- Items from a dataset -

▬▬▬

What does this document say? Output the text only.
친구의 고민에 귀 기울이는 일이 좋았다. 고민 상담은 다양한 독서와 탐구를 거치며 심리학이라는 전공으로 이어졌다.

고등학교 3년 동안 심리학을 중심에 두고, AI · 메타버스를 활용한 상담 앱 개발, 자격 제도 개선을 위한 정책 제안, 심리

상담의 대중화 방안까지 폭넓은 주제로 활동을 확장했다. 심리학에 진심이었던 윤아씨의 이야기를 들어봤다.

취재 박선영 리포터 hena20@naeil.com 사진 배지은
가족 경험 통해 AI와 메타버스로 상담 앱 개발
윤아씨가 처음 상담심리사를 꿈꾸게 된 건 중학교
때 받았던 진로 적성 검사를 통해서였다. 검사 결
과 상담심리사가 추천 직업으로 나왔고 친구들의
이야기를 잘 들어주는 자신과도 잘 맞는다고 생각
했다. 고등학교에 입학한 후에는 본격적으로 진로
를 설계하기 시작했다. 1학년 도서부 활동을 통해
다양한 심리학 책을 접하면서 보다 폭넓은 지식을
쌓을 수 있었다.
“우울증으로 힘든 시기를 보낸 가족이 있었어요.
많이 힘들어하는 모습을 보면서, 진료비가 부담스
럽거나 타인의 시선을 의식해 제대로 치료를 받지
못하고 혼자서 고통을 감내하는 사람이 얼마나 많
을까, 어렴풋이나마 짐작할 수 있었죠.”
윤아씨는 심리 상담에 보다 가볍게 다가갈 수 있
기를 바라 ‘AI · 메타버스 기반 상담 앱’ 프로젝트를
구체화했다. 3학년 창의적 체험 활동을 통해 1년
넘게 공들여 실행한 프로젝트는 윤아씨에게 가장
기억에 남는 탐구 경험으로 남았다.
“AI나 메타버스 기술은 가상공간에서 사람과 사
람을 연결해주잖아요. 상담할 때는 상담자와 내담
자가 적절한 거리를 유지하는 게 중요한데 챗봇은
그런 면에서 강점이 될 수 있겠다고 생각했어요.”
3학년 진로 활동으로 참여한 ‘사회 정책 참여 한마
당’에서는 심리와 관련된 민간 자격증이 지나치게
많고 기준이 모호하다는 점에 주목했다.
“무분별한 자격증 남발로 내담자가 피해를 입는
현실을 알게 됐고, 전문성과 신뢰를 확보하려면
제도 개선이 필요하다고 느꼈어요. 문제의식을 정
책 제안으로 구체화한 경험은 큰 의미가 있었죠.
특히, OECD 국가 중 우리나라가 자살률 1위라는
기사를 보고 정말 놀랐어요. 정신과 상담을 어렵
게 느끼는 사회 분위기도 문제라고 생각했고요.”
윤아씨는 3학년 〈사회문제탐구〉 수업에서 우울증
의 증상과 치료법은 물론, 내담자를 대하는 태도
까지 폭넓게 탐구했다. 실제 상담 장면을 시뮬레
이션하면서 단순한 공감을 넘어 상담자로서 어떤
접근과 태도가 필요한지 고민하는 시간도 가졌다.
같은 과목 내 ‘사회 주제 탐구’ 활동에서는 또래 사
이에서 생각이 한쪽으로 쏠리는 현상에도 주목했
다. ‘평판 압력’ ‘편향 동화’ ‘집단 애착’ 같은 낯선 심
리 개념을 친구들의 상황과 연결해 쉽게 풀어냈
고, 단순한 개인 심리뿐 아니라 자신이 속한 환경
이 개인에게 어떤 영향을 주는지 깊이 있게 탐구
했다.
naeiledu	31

▬▬▬

- TASK -
Copy out each line of the material that holds the word "이야기를".

- REPLY TO THE EXERCISE -
상담의 대중화 방안까지 폭넓은 주제로 활동을 확장했다. 심리학에 진심이었던 윤아씨의 이야기를 들어봤다.
이야기를 잘 들어주는 자신과도 잘 맞는다고 생각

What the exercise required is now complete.